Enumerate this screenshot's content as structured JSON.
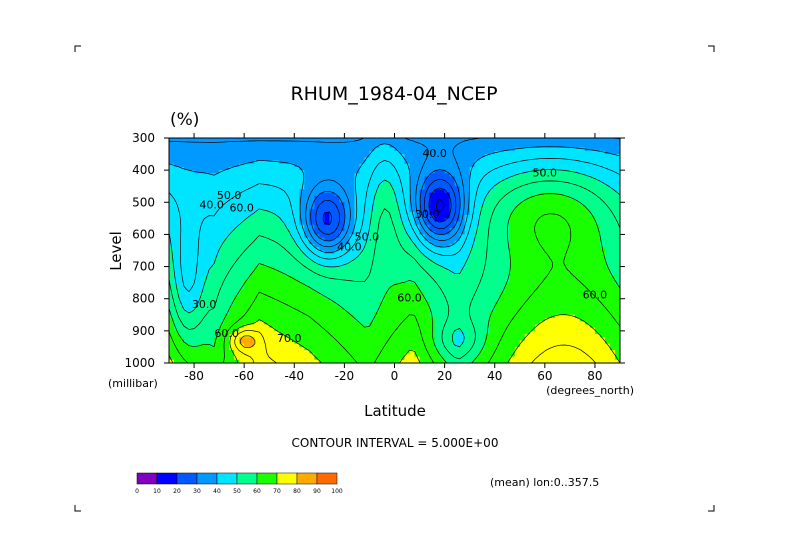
{
  "chart_data": {
    "type": "heatmap",
    "title": "RHUM_1984-04_NCEP",
    "units_label": "(%)",
    "xlabel": "Latitude",
    "ylabel": "Level",
    "x_unit_label": "(degrees_north)",
    "y_unit_label": "(millibar)",
    "xlim": [
      -90,
      90
    ],
    "ylim": [
      300,
      1000
    ],
    "x_ticks": [
      -80,
      -60,
      -40,
      -20,
      0,
      20,
      40,
      60,
      80
    ],
    "x_tick_labels": [
      "-80",
      "-60",
      "-40",
      "-20",
      "0",
      "20",
      "40",
      "60",
      "80"
    ],
    "y_ticks": [
      300,
      400,
      500,
      600,
      700,
      800,
      900,
      1000
    ],
    "y_tick_labels": [
      "300",
      "400",
      "500",
      "600",
      "700",
      "800",
      "900",
      "1000"
    ],
    "contour_interval_text": "CONTOUR INTERVAL = 5.000E+00",
    "mean_text": "(mean) lon:0..357.5",
    "colorbar": {
      "levels": [
        0,
        10,
        20,
        30,
        40,
        50,
        60,
        70,
        80,
        90,
        100
      ],
      "level_labels": [
        "0",
        "10",
        "20",
        "30",
        "40",
        "50",
        "60",
        "70",
        "80",
        "90",
        "100"
      ],
      "colors": [
        "#7f00c0",
        "#0000ff",
        "#005aff",
        "#0099ff",
        "#00e5ff",
        "#00ff8c",
        "#19ff00",
        "#ffff00",
        "#ffaa00",
        "#ff6a00",
        "#ff0000"
      ]
    },
    "contour_labels": [
      {
        "text": "40.0",
        "lat": 16,
        "lev": 350
      },
      {
        "text": "50.0",
        "lat": 60,
        "lev": 410
      },
      {
        "text": "30.0",
        "lat": 13,
        "lev": 540
      },
      {
        "text": "40.0",
        "lat": -18,
        "lev": 640
      },
      {
        "text": "50.0",
        "lat": -11,
        "lev": 610
      },
      {
        "text": "60.0",
        "lat": 6,
        "lev": 800
      },
      {
        "text": "60.0",
        "lat": 80,
        "lev": 790
      },
      {
        "text": "70.0",
        "lat": -42,
        "lev": 925
      },
      {
        "text": "50.0",
        "lat": -66,
        "lev": 480
      },
      {
        "text": "40.0",
        "lat": -73,
        "lev": 510
      },
      {
        "text": "60.0",
        "lat": -61,
        "lev": 520
      },
      {
        "text": "30.0",
        "lat": -76,
        "lev": 820
      },
      {
        "text": "60.0",
        "lat": -67,
        "lev": 910
      }
    ]
  }
}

· · · · · · ·

Requirement: Write out every record above exactly as it stands, but leave out the pictures.

Task result:
Enumerate this screenshot's content as structured JSON.
{
  "chart_data": {
    "type": "heatmap",
    "title": "RHUM_1984-04_NCEP",
    "units_label": "(%)",
    "xlabel": "Latitude",
    "ylabel": "Level",
    "x_unit_label": "(degrees_north)",
    "y_unit_label": "(millibar)",
    "xlim": [
      -90,
      90
    ],
    "ylim": [
      300,
      1000
    ],
    "x_ticks": [
      -80,
      -60,
      -40,
      -20,
      0,
      20,
      40,
      60,
      80
    ],
    "x_tick_labels": [
      "-80",
      "-60",
      "-40",
      "-20",
      "0",
      "20",
      "40",
      "60",
      "80"
    ],
    "y_ticks": [
      300,
      400,
      500,
      600,
      700,
      800,
      900,
      1000
    ],
    "y_tick_labels": [
      "300",
      "400",
      "500",
      "600",
      "700",
      "800",
      "900",
      "1000"
    ],
    "contour_interval_text": "CONTOUR INTERVAL = 5.000E+00",
    "mean_text": "(mean) lon:0..357.5",
    "colorbar": {
      "levels": [
        0,
        10,
        20,
        30,
        40,
        50,
        60,
        70,
        80,
        90,
        100
      ],
      "level_labels": [
        "0",
        "10",
        "20",
        "30",
        "40",
        "50",
        "60",
        "70",
        "80",
        "90",
        "100"
      ],
      "colors": [
        "#7f00c0",
        "#0000ff",
        "#005aff",
        "#0099ff",
        "#00e5ff",
        "#00ff8c",
        "#19ff00",
        "#ffff00",
        "#ffaa00",
        "#ff6a00",
        "#ff0000"
      ]
    },
    "contour_labels": [
      {
        "text": "40.0",
        "lat": 16,
        "lev": 350
      },
      {
        "text": "50.0",
        "lat": 60,
        "lev": 410
      },
      {
        "text": "30.0",
        "lat": 13,
        "lev": 540
      },
      {
        "text": "40.0",
        "lat": -18,
        "lev": 640
      },
      {
        "text": "50.0",
        "lat": -11,
        "lev": 610
      },
      {
        "text": "60.0",
        "lat": 6,
        "lev": 800
      },
      {
        "text": "60.0",
        "lat": 80,
        "lev": 790
      },
      {
        "text": "70.0",
        "lat": -42,
        "lev": 925
      },
      {
        "text": "50.0",
        "lat": -66,
        "lev": 480
      },
      {
        "text": "40.0",
        "lat": -73,
        "lev": 510
      },
      {
        "text": "60.0",
        "lat": -61,
        "lev": 520
      },
      {
        "text": "30.0",
        "lat": -76,
        "lev": 820
      },
      {
        "text": "60.0",
        "lat": -67,
        "lev": 910
      }
    ]
  }
}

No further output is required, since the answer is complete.